-- begin THE DATA --

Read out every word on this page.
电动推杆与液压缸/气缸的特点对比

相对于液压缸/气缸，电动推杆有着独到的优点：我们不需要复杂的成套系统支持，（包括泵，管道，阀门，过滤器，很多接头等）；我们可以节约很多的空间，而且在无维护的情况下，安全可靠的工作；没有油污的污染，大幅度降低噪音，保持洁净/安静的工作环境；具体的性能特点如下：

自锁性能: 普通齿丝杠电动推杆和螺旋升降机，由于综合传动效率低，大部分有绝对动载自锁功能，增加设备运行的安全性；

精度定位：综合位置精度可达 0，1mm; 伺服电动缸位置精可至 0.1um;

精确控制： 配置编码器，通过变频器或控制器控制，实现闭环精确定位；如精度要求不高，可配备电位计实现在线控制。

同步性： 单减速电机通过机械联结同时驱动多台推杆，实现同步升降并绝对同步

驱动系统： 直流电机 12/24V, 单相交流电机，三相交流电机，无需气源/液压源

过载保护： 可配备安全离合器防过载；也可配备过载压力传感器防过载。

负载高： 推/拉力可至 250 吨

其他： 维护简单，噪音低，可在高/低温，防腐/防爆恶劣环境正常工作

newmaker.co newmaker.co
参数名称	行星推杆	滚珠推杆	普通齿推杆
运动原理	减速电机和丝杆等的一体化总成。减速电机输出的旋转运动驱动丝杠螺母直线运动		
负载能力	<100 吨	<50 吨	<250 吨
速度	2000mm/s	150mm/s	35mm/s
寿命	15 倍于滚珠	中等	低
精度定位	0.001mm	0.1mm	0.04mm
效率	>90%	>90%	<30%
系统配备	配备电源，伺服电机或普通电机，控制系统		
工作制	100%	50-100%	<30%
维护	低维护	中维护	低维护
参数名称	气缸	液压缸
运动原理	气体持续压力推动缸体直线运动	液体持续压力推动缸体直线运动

-- end THE DATA --

**OBJECTIVE**
Search the preceding listing for "精度定位" and extract every line where it is found.

**EXPECTED ANSWER**
精度定位：综合位置精度可达 0，1mm; 伺服电动缸位置精可至 0.1um;
精度定位	0.001mm	0.1mm	0.04mm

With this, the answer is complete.